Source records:
========================

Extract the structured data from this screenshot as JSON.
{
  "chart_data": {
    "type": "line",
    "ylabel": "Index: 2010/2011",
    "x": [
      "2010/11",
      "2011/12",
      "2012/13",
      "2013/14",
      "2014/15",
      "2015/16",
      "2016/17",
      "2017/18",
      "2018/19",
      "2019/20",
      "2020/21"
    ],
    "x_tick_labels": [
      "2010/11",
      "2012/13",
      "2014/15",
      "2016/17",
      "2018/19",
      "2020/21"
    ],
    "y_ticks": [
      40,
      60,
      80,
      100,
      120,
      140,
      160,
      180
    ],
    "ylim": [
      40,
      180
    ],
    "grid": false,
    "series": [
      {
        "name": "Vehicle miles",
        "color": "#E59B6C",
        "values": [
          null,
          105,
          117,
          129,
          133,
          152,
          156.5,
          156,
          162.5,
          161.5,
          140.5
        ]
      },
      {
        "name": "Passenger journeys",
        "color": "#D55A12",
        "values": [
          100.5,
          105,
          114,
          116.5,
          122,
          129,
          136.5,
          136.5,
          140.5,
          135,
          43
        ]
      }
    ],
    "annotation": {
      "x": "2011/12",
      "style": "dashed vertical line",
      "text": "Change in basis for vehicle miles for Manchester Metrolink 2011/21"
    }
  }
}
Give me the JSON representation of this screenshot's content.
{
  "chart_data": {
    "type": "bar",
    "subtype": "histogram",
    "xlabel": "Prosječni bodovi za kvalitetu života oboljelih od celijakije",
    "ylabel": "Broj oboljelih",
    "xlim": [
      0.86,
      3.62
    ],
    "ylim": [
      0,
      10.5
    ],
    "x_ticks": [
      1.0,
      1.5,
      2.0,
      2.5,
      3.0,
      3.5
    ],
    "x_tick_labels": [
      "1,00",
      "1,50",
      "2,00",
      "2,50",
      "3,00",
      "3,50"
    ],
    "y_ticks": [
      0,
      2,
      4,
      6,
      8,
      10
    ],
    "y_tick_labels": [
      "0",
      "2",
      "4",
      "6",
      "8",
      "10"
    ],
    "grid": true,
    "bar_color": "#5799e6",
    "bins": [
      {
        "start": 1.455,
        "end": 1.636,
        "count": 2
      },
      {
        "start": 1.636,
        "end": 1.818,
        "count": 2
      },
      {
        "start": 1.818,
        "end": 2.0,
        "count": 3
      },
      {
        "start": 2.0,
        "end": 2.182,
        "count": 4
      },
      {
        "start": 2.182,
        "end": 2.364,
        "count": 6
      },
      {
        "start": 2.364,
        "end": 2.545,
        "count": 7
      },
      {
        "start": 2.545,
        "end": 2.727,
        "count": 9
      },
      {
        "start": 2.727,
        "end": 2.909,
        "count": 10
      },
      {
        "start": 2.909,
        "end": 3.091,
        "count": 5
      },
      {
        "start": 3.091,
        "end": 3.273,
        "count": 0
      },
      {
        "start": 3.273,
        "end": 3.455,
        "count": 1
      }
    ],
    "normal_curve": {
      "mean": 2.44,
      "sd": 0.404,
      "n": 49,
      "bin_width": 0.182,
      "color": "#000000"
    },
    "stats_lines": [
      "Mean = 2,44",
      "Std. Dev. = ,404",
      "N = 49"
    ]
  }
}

========================

#### Job
Of all the lines in the data above, state how many include "miles". Say only the number.

#### Output of the exercise
2